Set task: In the records that follow, locate every line with "Extreme" and extract it.

Supplied data:

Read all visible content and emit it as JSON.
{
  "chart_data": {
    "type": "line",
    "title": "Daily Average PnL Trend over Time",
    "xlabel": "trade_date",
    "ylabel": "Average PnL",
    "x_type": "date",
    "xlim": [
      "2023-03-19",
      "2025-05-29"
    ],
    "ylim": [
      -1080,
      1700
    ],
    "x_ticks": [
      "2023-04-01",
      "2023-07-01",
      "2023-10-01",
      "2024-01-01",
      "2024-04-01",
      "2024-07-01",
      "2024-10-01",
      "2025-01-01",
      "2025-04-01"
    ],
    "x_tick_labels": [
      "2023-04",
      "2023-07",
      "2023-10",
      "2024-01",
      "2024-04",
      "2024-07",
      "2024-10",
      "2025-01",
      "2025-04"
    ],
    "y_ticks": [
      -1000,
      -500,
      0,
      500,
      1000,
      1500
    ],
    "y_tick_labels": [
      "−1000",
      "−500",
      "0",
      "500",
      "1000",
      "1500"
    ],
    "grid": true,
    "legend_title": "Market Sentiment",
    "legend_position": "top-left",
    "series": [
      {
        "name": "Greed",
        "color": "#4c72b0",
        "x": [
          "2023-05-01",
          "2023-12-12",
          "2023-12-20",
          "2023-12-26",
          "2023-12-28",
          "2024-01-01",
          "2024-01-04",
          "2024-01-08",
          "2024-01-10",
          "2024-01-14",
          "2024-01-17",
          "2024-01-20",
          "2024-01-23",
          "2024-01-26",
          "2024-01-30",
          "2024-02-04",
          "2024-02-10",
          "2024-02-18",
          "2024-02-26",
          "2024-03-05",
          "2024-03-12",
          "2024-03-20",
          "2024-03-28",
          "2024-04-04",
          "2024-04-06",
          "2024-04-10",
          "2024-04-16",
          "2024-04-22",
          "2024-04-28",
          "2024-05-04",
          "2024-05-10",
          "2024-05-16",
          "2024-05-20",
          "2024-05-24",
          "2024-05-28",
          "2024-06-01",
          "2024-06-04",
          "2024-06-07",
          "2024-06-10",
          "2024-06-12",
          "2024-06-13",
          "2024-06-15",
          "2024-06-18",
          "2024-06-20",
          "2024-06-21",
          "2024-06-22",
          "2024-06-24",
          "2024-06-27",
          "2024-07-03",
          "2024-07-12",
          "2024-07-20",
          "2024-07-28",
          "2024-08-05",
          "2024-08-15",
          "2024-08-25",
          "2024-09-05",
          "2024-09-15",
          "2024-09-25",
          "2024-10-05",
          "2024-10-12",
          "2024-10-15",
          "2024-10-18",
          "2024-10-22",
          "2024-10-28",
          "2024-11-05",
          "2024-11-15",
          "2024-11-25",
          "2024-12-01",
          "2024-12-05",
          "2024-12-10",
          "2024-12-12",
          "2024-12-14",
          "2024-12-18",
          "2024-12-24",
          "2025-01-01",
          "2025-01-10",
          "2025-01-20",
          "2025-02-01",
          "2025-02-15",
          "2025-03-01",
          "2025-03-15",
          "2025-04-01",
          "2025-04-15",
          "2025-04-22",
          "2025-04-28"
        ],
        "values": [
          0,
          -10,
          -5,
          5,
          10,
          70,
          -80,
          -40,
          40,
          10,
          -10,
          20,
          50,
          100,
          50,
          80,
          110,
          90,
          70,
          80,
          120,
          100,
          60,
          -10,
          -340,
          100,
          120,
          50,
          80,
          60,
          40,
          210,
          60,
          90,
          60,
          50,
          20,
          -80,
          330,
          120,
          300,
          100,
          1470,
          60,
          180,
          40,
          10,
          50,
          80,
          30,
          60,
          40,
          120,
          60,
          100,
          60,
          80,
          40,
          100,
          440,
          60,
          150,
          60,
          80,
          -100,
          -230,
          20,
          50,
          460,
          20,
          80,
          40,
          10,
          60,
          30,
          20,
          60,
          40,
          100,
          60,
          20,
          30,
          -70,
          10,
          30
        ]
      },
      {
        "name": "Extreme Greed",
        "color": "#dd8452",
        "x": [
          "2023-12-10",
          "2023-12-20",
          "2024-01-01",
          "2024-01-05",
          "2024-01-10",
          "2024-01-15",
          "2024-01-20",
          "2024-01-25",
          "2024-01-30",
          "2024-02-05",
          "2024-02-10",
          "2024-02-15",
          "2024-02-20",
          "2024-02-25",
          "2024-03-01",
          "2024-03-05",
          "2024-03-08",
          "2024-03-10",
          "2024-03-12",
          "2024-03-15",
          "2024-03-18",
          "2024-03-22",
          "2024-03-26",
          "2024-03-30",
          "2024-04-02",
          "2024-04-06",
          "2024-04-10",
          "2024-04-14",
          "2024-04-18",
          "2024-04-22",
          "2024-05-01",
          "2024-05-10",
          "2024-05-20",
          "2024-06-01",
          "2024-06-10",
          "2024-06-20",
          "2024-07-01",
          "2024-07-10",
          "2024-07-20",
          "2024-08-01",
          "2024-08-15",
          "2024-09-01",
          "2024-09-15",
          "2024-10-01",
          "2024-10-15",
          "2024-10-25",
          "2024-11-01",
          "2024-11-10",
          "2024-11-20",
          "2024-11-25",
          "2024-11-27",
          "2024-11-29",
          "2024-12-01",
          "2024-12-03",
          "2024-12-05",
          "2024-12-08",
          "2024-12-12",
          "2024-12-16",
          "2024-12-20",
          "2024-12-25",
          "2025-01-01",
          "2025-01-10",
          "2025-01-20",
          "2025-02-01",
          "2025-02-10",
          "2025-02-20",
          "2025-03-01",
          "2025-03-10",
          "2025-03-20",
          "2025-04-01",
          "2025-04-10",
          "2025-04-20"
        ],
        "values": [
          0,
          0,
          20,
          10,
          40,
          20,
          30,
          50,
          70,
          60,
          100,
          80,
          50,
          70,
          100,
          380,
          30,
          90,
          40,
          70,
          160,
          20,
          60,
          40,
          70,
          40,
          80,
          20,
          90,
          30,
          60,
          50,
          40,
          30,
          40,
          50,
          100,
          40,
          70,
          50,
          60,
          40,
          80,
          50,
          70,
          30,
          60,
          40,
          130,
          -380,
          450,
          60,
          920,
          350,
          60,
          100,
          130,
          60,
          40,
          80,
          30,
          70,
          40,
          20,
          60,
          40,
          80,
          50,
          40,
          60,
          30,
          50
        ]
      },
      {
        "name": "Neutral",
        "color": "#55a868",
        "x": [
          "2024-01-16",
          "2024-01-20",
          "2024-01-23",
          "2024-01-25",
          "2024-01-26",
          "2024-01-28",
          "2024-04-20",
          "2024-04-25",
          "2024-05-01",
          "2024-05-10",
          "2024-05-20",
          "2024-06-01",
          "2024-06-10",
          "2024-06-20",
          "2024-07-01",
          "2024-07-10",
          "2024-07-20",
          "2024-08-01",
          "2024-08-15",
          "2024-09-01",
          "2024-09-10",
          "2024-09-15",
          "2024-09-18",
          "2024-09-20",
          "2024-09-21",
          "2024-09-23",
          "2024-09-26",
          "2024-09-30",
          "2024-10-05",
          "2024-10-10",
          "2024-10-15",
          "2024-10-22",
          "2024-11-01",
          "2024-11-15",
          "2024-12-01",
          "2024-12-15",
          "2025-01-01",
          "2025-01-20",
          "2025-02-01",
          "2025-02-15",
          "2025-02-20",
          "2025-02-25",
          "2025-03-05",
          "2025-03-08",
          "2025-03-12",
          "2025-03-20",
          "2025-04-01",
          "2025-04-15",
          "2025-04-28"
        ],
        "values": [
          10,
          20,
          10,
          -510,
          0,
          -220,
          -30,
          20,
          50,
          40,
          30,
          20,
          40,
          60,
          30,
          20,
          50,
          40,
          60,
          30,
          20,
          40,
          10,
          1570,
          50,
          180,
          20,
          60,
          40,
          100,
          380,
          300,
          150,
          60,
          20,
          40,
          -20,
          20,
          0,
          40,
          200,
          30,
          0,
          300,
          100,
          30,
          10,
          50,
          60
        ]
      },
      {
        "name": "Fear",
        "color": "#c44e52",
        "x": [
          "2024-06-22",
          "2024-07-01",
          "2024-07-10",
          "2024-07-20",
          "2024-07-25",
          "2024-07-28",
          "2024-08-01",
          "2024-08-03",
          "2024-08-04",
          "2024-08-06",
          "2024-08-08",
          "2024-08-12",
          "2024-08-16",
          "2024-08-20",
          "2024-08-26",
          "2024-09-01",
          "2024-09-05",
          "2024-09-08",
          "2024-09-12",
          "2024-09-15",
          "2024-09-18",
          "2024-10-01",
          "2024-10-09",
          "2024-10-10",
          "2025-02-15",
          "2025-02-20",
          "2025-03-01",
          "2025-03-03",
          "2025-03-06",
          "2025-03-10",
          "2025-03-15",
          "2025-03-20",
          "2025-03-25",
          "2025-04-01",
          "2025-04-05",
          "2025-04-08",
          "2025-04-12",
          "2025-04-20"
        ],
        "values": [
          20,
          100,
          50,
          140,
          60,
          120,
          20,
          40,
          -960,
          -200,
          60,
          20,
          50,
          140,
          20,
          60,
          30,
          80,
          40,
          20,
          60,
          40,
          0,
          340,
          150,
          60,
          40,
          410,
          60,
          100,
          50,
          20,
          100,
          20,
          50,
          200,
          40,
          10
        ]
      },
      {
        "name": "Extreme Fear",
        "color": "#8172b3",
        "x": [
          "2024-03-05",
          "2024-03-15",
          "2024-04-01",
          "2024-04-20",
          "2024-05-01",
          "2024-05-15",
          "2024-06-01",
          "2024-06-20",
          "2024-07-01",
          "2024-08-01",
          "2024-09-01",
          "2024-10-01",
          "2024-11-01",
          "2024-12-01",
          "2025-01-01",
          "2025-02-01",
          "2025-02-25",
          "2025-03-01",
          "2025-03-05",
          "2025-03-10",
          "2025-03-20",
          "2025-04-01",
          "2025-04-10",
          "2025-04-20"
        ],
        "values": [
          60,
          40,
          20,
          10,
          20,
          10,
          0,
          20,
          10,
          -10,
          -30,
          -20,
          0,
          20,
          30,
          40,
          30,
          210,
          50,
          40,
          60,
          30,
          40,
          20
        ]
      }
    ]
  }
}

Solved exercise:
        "name": "Extreme Greed",
        "name": "Extreme Fear",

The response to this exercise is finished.